Below are records that contain pictures; transcribe the text exactly and omit the pictures.

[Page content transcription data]
----

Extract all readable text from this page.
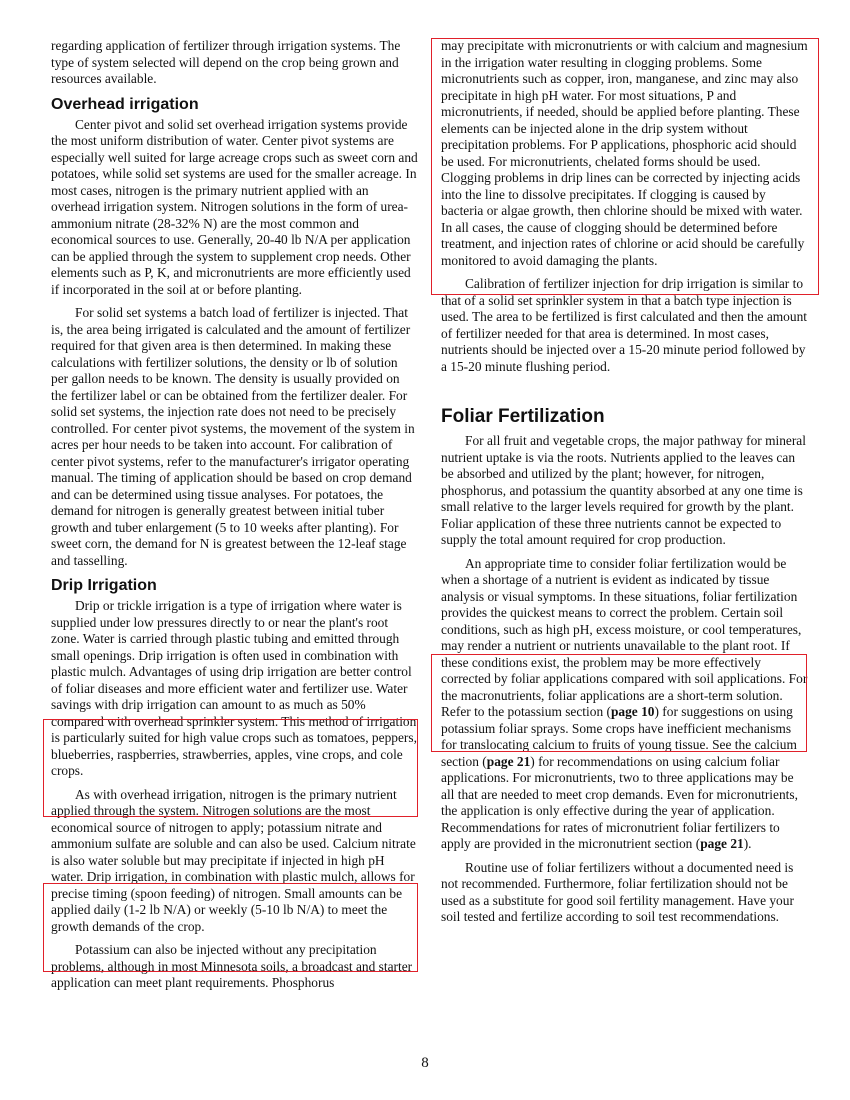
regarding application of fertilizer through irrigation systems. The type of system selected will depend on the crop being grown and resources available.

Overhead irrigation

Center pivot and solid set overhead irrigation systems provide the most uniform distribution of water. Center pivot systems are especially well suited for large acreage crops such as sweet corn and potatoes, while solid set systems are used for the smaller acreage. In most cases, nitrogen is the primary nutrient applied with an overhead irrigation system. Nitrogen solutions in the form of urea-ammonium nitrate (28-32% N) are the most common and economical sources to use. Generally, 20-40 lb N/A per application can be applied through the system to supplement crop needs. Other elements such as P, K, and micronutrients are more efficiently used if incorporated in the soil at or before planting.

For solid set systems a batch load of fertilizer is injected. That is, the area being irrigated is calculated and the amount of fertilizer required for that given area is then determined. In making these calculations with fertilizer solutions, the density or lb of solution per gallon needs to be known. The density is usually provided on the fertilizer label or can be obtained from the fertilizer dealer. For solid set systems, the injection rate does not need to be precisely controlled. For center pivot systems, the movement of the system in acres per hour needs to be taken into account. For calibration of center pivot systems, refer to the manufacturer's irrigator operating manual. The timing of application should be based on crop demand and can be determined using tissue analyses. For potatoes, the demand for nitrogen is generally greatest between initial tuber growth and tuber enlargement (5 to 10 weeks after planting). For sweet corn, the demand for N is greatest between the 12-leaf stage and tasselling.

Drip Irrigation

Drip or trickle irrigation is a type of irrigation where water is supplied under low pressures directly to or near the plant's root zone. Water is carried through plastic tubing and emitted through small openings. Drip irrigation is often used in combination with plastic mulch. Advantages of using drip irrigation are better control of foliar diseases and more efficient water and fertilizer use. Water savings with drip irrigation can amount to as much as 50% compared with overhead sprinkler system. This method of irrigation is particularly suited for high value crops such as tomatoes, peppers, blueberries, raspberries, strawberries, apples, vine crops, and cole crops.

As with overhead irrigation, nitrogen is the primary nutrient applied through the system. Nitrogen solutions are the most economical source of nitrogen to apply; potassium nitrate and ammonium sulfate are soluble and can also be used. Calcium nitrate is also water soluble but may precipitate if injected in high pH water. Drip irrigation, in combination with plastic mulch, allows for precise timing (spoon feeding) of nitrogen. Small amounts can be applied daily (1-2 lb N/A) or weekly (5-10 lb N/A) to meet the growth demands of the crop.

Potassium can also be injected without any precipitation problems, although in most Minnesota soils, a broadcast and starter application can meet plant requirements. Phosphorus

may precipitate with micronutrients or with calcium and magnesium in the irrigation water resulting in clogging problems. Some micronutrients such as copper, iron, manganese, and zinc may also precipitate in high pH water. For most situations, P and micronutrients, if needed, should be applied before planting. These elements can be injected alone in the drip system without precipitation problems. For P applications, phosphoric acid should be used. For micronutrients, chelated forms should be used. Clogging problems in drip lines can be corrected by injecting acids into the line to dissolve precipitates. If clogging is caused by bacteria or algae growth, then chlorine should be mixed with water. In all cases, the cause of clogging should be determined before treatment, and injection rates of chlorine or acid should be carefully monitored to avoid damaging the plants.

Calibration of fertilizer injection for drip irrigation is similar to that of a solid set sprinkler system in that a batch type injection is used. The area to be fertilized is first calculated and then the amount of fertilizer needed for that area is determined. In most cases, nutrients should be injected over a 15-20 minute period followed by a 15-20 minute flushing period.

Foliar Fertilization

For all fruit and vegetable crops, the major pathway for mineral nutrient uptake is via the roots. Nutrients applied to the leaves can be absorbed and utilized by the plant; however, for nitrogen, phosphorus, and potassium the quantity absorbed at any one time is small relative to the larger levels required for growth by the plant. Foliar application of these three nutrients cannot be expected to supply the total amount required for crop production.

An appropriate time to consider foliar fertilization would be when a shortage of a nutrient is evident as indicated by tissue analysis or visual symptoms. In these situations, foliar fertilization provides the quickest means to correct the problem. Certain soil conditions, such as high pH, excess moisture, or cool temperatures, may render a nutrient or nutrients unavailable to the plant root. If these conditions exist, the problem may be more effectively corrected by foliar applications compared with soil applications. For the macronutrients, foliar applications are a short-term solution. Refer to the potassium section (page 10) for suggestions on using potassium foliar sprays. Some crops have inefficient mechanisms for translocating calcium to fruits of young tissue. See the calcium section (page 21) for recommendations on using calcium foliar applications. For micronutrients, two to three applications may be all that are needed to meet crop demands. Even for micronutrients, the application is only effective during the year of application. Recommendations for rates of micronutrient foliar fertilizers to apply are provided in the micronutrient section (page 21).

Routine use of foliar fertilizers without a documented need is not recommended. Furthermore, foliar fertilization should not be used as a substitute for good soil fertility management. Have your soil tested and fertilize according to soil test recommendations.

8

----

EXERCISE SOLUTION:
Extract all readable text from this page.
regarding application of fertilizer through irrigation systems. The type of system selected will depend on the crop being grown and resources available.

Overhead irrigation

Center pivot and solid set overhead irrigation systems provide the most uniform distribution of water. Center pivot systems are especially well suited for large acreage crops such as sweet corn and potatoes, while solid set systems are used for the smaller acreage. In most cases, nitrogen is the primary nutrient applied with an overhead irrigation system. Nitrogen solutions in the form of urea-ammonium nitrate (28-32% N) are the most common and economical sources to use. Generally, 20-40 lb N/A per application can be applied through the system to supplement crop needs. Other elements such as P, K, and micronutrients are more efficiently used if incorporated in the soil at or before planting.

For solid set systems a batch load of fertilizer is injected. That is, the area being irrigated is calculated and the amount of fertilizer required for that given area is then determined. In making these calculations with fertilizer solutions, the density or lb of solution per gallon needs to be known. The density is usually provided on the fertilizer label or can be obtained from the fertilizer dealer. For solid set systems, the injection rate does not need to be precisely controlled. For center pivot systems, the movement of the system in acres per hour needs to be taken into account. For calibration of center pivot systems, refer to the manufacturer's irrigator operating manual. The timing of application should be based on crop demand and can be determined using tissue analyses. For potatoes, the demand for nitrogen is generally greatest between initial tuber growth and tuber enlargement (5 to 10 weeks after planting). For sweet corn, the demand for N is greatest between the 12-leaf stage and tasselling.

Drip Irrigation

Drip or trickle irrigation is a type of irrigation where water is supplied under low pressures directly to or near the plant's root zone. Water is carried through plastic tubing and emitted through small openings. Drip irrigation is often used in combination with plastic mulch. Advantages of using drip irrigation are better control of foliar diseases and more efficient water and fertilizer use. Water savings with drip irrigation can amount to as much as 50% compared with overhead sprinkler system. This method of irrigation is particularly suited for high value crops such as tomatoes, peppers, blueberries, raspberries, strawberries, apples, vine crops, and cole crops.

As with overhead irrigation, nitrogen is the primary nutrient applied through the system. Nitrogen solutions are the most economical source of nitrogen to apply; potassium nitrate and ammonium sulfate are soluble and can also be used. Calcium nitrate is also water soluble but may precipitate if injected in high pH water. Drip irrigation, in combination with plastic mulch, allows for precise timing (spoon feeding) of nitrogen. Small amounts can be applied daily (1-2 lb N/A) or weekly (5-10 lb N/A) to meet the growth demands of the crop.

Potassium can also be injected without any precipitation problems, although in most Minnesota soils, a broadcast and starter application can meet plant requirements. Phosphorus

may precipitate with micronutrients or with calcium and magnesium in the irrigation water resulting in clogging problems. Some micronutrients such as copper, iron, manganese, and zinc may also precipitate in high pH water. For most situations, P and micronutrients, if needed, should be applied before planting. These elements can be injected alone in the drip system without precipitation problems. For P applications, phosphoric acid should be used. For micronutrients, chelated forms should be used. Clogging problems in drip lines can be corrected by injecting acids into the line to dissolve precipitates. If clogging is caused by bacteria or algae growth, then chlorine should be mixed with water. In all cases, the cause of clogging should be determined before treatment, and injection rates of chlorine or acid should be carefully monitored to avoid damaging the plants.

Calibration of fertilizer injection for drip irrigation is similar to that of a solid set sprinkler system in that a batch type injection is used. The area to be fertilized is first calculated and then the amount of fertilizer needed for that area is determined. In most cases, nutrients should be injected over a 15-20 minute period followed by a 15-20 minute flushing period.

Foliar Fertilization

For all fruit and vegetable crops, the major pathway for mineral nutrient uptake is via the roots. Nutrients applied to the leaves can be absorbed and utilized by the plant; however, for nitrogen, phosphorus, and potassium the quantity absorbed at any one time is small relative to the larger levels required for growth by the plant. Foliar application of these three nutrients cannot be expected to supply the total amount required for crop production.

An appropriate time to consider foliar fertilization would be when a shortage of a nutrient is evident as indicated by tissue analysis or visual symptoms. In these situations, foliar fertilization provides the quickest means to correct the problem. Certain soil conditions, such as high pH, excess moisture, or cool temperatures, may render a nutrient or nutrients unavailable to the plant root. If these conditions exist, the problem may be more effectively corrected by foliar applications compared with soil applications. For the macronutrients, foliar applications are a short-term solution. Refer to the potassium section (page 10) for suggestions on using potassium foliar sprays. Some crops have inefficient mechanisms for translocating calcium to fruits of young tissue. See the calcium section (page 21) for recommendations on using calcium foliar applications. For micronutrients, two to three applications may be all that are needed to meet crop demands. Even for micronutrients, the application is only effective during the year of application. Recommendations for rates of micronutrient foliar fertilizers to apply are provided in the micronutrient section (page 21).

Routine use of foliar fertilizers without a documented need is not recommended. Furthermore, foliar fertilization should not be used as a substitute for good soil fertility management. Have your soil tested and fertilize according to soil test recommendations.

8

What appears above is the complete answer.